» **WHAT THIS TASK INVOLVES**
Which lines of the records contain "реализация"? Collect every one of them.

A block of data
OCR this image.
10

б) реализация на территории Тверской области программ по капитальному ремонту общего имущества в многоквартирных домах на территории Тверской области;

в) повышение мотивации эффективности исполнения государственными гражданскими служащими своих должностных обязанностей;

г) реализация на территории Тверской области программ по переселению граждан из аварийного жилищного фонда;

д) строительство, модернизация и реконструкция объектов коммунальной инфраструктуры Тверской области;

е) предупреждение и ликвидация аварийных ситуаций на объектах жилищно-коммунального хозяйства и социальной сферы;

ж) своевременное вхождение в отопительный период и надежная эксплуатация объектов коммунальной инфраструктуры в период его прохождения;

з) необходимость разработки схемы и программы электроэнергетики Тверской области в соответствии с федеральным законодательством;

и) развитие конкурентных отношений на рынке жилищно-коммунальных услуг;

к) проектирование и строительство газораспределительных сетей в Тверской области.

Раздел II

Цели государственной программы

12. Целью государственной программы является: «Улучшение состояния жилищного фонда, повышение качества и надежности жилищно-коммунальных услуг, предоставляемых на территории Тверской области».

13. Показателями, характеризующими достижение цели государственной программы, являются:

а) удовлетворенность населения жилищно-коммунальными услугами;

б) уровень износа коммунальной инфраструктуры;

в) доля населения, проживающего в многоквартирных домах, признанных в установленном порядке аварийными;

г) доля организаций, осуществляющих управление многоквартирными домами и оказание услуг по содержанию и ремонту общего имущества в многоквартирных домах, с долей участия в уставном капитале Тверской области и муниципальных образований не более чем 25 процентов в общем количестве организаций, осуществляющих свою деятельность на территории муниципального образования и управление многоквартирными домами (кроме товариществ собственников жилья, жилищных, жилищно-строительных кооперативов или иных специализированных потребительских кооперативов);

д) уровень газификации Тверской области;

» **RESPONSE**
б) реализация на территории Тверской области программ по капитальному ремонту общего имущества в многоквартирных домах на территории Тверской области;
г) реализация на территории Тверской области программ по переселению граждан из аварийного жилищного фонда;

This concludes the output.